Records for this exercise:
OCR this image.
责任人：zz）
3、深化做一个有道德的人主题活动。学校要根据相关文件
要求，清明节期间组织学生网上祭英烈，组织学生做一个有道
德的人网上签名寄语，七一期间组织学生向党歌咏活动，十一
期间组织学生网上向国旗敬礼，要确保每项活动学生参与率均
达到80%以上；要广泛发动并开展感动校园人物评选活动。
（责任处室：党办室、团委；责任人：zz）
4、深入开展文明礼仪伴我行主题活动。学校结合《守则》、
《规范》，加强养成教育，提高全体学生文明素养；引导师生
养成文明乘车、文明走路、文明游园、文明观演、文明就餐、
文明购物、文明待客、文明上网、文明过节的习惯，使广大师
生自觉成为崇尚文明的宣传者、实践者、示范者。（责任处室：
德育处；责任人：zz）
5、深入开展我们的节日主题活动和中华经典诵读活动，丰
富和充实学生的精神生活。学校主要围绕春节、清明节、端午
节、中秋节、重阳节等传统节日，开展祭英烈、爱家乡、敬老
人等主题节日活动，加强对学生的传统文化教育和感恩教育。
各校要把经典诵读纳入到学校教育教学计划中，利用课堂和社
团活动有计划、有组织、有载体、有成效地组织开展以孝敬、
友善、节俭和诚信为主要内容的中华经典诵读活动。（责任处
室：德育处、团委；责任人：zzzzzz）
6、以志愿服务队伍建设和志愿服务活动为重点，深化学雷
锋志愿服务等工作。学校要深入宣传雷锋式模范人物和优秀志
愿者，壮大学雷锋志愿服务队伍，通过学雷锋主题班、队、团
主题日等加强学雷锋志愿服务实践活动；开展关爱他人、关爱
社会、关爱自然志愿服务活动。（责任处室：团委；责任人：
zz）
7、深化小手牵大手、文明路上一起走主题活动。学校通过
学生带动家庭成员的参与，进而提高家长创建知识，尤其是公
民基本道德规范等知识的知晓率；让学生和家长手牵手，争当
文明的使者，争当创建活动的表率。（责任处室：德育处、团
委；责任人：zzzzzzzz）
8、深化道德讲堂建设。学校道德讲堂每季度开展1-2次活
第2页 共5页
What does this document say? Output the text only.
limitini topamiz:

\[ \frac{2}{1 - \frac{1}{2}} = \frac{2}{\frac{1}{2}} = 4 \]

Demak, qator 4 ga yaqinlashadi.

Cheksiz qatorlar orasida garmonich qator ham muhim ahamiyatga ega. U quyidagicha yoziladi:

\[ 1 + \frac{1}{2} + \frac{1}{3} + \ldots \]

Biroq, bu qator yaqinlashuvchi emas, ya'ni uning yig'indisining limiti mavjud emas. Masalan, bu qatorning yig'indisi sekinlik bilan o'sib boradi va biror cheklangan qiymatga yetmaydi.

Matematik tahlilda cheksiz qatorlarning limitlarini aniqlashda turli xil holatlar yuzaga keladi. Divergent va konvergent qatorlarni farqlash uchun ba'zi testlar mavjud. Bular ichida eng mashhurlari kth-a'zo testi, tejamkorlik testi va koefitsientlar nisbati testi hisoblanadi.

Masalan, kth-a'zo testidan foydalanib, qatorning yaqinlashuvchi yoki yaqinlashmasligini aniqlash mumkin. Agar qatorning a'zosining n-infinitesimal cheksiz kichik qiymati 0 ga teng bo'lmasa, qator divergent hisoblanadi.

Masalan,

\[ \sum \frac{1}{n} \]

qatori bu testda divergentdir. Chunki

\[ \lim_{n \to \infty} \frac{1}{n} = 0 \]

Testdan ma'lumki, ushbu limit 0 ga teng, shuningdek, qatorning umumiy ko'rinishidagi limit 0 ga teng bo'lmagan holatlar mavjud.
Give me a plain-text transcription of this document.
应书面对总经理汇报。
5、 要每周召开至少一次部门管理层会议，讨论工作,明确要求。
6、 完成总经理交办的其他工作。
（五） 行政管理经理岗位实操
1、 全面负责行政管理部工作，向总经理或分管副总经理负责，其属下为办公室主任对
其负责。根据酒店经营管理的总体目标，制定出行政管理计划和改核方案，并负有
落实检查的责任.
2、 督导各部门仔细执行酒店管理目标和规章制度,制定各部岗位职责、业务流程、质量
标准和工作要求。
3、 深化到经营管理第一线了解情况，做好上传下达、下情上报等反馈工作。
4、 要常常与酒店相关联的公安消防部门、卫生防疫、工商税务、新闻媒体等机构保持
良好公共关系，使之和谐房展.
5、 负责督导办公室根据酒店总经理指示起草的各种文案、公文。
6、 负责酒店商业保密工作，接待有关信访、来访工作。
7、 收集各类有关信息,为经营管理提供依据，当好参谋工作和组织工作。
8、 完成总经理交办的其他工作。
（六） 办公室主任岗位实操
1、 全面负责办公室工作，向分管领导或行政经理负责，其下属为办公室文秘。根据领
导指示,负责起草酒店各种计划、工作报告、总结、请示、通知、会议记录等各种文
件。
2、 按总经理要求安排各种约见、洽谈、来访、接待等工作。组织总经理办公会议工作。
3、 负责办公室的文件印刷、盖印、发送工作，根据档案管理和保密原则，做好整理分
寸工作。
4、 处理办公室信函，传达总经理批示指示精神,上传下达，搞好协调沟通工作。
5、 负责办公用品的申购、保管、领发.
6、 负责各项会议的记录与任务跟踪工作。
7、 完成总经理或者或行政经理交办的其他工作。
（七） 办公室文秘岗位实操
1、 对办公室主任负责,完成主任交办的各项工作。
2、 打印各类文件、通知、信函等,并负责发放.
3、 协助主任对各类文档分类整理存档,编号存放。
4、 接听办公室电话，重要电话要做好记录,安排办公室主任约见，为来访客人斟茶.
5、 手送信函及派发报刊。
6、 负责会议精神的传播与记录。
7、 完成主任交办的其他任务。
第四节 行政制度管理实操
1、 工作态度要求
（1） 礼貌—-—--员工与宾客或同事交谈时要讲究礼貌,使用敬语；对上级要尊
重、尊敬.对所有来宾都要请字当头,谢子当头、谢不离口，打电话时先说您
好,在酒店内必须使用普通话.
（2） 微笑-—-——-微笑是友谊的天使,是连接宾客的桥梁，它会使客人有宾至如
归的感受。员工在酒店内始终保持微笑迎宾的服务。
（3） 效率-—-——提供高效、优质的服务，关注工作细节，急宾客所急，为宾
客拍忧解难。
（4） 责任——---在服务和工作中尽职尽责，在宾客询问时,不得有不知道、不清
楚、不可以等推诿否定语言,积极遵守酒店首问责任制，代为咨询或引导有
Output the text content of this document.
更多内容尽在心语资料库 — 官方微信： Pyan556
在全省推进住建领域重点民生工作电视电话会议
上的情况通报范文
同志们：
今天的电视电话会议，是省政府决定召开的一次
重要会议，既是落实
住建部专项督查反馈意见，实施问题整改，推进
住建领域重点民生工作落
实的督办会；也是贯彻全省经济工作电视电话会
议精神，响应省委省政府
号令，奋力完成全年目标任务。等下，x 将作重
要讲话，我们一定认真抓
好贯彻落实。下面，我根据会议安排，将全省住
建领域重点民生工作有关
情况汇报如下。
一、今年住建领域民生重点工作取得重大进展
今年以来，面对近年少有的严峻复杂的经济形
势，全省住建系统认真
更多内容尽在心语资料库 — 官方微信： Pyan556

Requirement: Your task is to transcribe the listing above in full, exactly as given.

Finished answer:
OCR this image.
责任人：zz）
3、深化做一个有道德的人主题活动。学校要根据相关文件
要求，清明节期间组织学生网上祭英烈，组织学生做一个有道
德的人网上签名寄语，七一期间组织学生向党歌咏活动，十一
期间组织学生网上向国旗敬礼，要确保每项活动学生参与率均
达到80%以上；要广泛发动并开展感动校园人物评选活动。
（责任处室：党办室、团委；责任人：zz）
4、深入开展文明礼仪伴我行主题活动。学校结合《守则》、
《规范》，加强养成教育，提高全体学生文明素养；引导师生
养成文明乘车、文明走路、文明游园、文明观演、文明就餐、
文明购物、文明待客、文明上网、文明过节的习惯，使广大师
生自觉成为崇尚文明的宣传者、实践者、示范者。（责任处室：
德育处；责任人：zz）
5、深入开展我们的节日主题活动和中华经典诵读活动，丰
富和充实学生的精神生活。学校主要围绕春节、清明节、端午
节、中秋节、重阳节等传统节日，开展祭英烈、爱家乡、敬老
人等主题节日活动，加强对学生的传统文化教育和感恩教育。
各校要把经典诵读纳入到学校教育教学计划中，利用课堂和社
团活动有计划、有组织、有载体、有成效地组织开展以孝敬、
友善、节俭和诚信为主要内容的中华经典诵读活动。（责任处
室：德育处、团委；责任人：zzzzzz）
6、以志愿服务队伍建设和志愿服务活动为重点，深化学雷
锋志愿服务等工作。学校要深入宣传雷锋式模范人物和优秀志
愿者，壮大学雷锋志愿服务队伍，通过学雷锋主题班、队、团
主题日等加强学雷锋志愿服务实践活动；开展关爱他人、关爱
社会、关爱自然志愿服务活动。（责任处室：团委；责任人：
zz）
7、深化小手牵大手、文明路上一起走主题活动。学校通过
学生带动家庭成员的参与，进而提高家长创建知识，尤其是公
民基本道德规范等知识的知晓率；让学生和家长手牵手，争当
文明的使者，争当创建活动的表率。（责任处室：德育处、团
委；责任人：zzzzzzzz）
8、深化道德讲堂建设。学校道德讲堂每季度开展1-2次活
第2页 共5页
What does this document say? Output the text only.
limitini topamiz:

\[ \frac{2}{1 - \frac{1}{2}} = \frac{2}{\frac{1}{2}} = 4 \]

Demak, qator 4 ga yaqinlashadi.

Cheksiz qatorlar orasida garmonich qator ham muhim ahamiyatga ega. U quyidagicha yoziladi:

\[ 1 + \frac{1}{2} + \frac{1}{3} + \ldots \]

Biroq, bu qator yaqinlashuvchi emas, ya'ni uning yig'indisining limiti mavjud emas. Masalan, bu qatorning yig'indisi sekinlik bilan o'sib boradi va biror cheklangan qiymatga yetmaydi.

Matematik tahlilda cheksiz qatorlarning limitlarini aniqlashda turli xil holatlar yuzaga keladi. Divergent va konvergent qatorlarni farqlash uchun ba'zi testlar mavjud. Bular ichida eng mashhurlari kth-a'zo testi, tejamkorlik testi va koefitsientlar nisbati testi hisoblanadi.

Masalan, kth-a'zo testidan foydalanib, qatorning yaqinlashuvchi yoki yaqinlashmasligini aniqlash mumkin. Agar qatorning a'zosining n-infinitesimal cheksiz kichik qiymati 0 ga teng bo'lmasa, qator divergent hisoblanadi.

Masalan,

\[ \sum \frac{1}{n} \]

qatori bu testda divergentdir. Chunki

\[ \lim_{n \to \infty} \frac{1}{n} = 0 \]

Testdan ma'lumki, ushbu limit 0 ga teng, shuningdek, qatorning umumiy ko'rinishidagi limit 0 ga teng bo'lmagan holatlar mavjud.
Give me a plain-text transcription of this document.
应书面对总经理汇报。
5、 要每周召开至少一次部门管理层会议，讨论工作,明确要求。
6、 完成总经理交办的其他工作。
（五） 行政管理经理岗位实操
1、 全面负责行政管理部工作，向总经理或分管副总经理负责，其属下为办公室主任对
其负责。根据酒店经营管理的总体目标，制定出行政管理计划和改核方案，并负有
落实检查的责任.
2、 督导各部门仔细执行酒店管理目标和规章制度,制定各部岗位职责、业务流程、质量
标准和工作要求。
3、 深化到经营管理第一线了解情况，做好上传下达、下情上报等反馈工作。
4、 要常常与酒店相关联的公安消防部门、卫生防疫、工商税务、新闻媒体等机构保持
良好公共关系，使之和谐房展.
5、 负责督导办公室根据酒店总经理指示起草的各种文案、公文。
6、 负责酒店商业保密工作，接待有关信访、来访工作。
7、 收集各类有关信息,为经营管理提供依据，当好参谋工作和组织工作。
8、 完成总经理交办的其他工作。
（六） 办公室主任岗位实操
1、 全面负责办公室工作，向分管领导或行政经理负责，其下属为办公室文秘。根据领
导指示,负责起草酒店各种计划、工作报告、总结、请示、通知、会议记录等各种文
件。
2、 按总经理要求安排各种约见、洽谈、来访、接待等工作。组织总经理办公会议工作。
3、 负责办公室的文件印刷、盖印、发送工作，根据档案管理和保密原则，做好整理分
寸工作。
4、 处理办公室信函，传达总经理批示指示精神,上传下达，搞好协调沟通工作。
5、 负责办公用品的申购、保管、领发.
6、 负责各项会议的记录与任务跟踪工作。
7、 完成总经理或者或行政经理交办的其他工作。
（七） 办公室文秘岗位实操
1、 对办公室主任负责,完成主任交办的各项工作。
2、 打印各类文件、通知、信函等,并负责发放.
3、 协助主任对各类文档分类整理存档,编号存放。
4、 接听办公室电话，重要电话要做好记录,安排办公室主任约见，为来访客人斟茶.
5、 手送信函及派发报刊。
6、 负责会议精神的传播与记录。
7、 完成主任交办的其他任务。
第四节 行政制度管理实操
1、 工作态度要求
（1） 礼貌—-—--员工与宾客或同事交谈时要讲究礼貌,使用敬语；对上级要尊
重、尊敬.对所有来宾都要请字当头,谢子当头、谢不离口，打电话时先说您
好,在酒店内必须使用普通话.
（2） 微笑-—-——-微笑是友谊的天使,是连接宾客的桥梁，它会使客人有宾至如
归的感受。员工在酒店内始终保持微笑迎宾的服务。
（3） 效率-—-——提供高效、优质的服务，关注工作细节，急宾客所急，为宾
客拍忧解难。
（4） 责任——---在服务和工作中尽职尽责，在宾客询问时,不得有不知道、不清
楚、不可以等推诿否定语言,积极遵守酒店首问责任制，代为咨询或引导有
Output the text content of this document.
更多内容尽在心语资料库 — 官方微信： Pyan556
在全省推进住建领域重点民生工作电视电话会议
上的情况通报范文
同志们：
今天的电视电话会议，是省政府决定召开的一次
重要会议，既是落实
住建部专项督查反馈意见，实施问题整改，推进
住建领域重点民生工作落
实的督办会；也是贯彻全省经济工作电视电话会
议精神，响应省委省政府
号令，奋力完成全年目标任务。等下，x 将作重
要讲话，我们一定认真抓
好贯彻落实。下面，我根据会议安排，将全省住
建领域重点民生工作有关
情况汇报如下。
一、今年住建领域民生重点工作取得重大进展
今年以来，面对近年少有的严峻复杂的经济形
势，全省住建系统认真
更多内容尽在心语资料库 — 官方微信： Pyan556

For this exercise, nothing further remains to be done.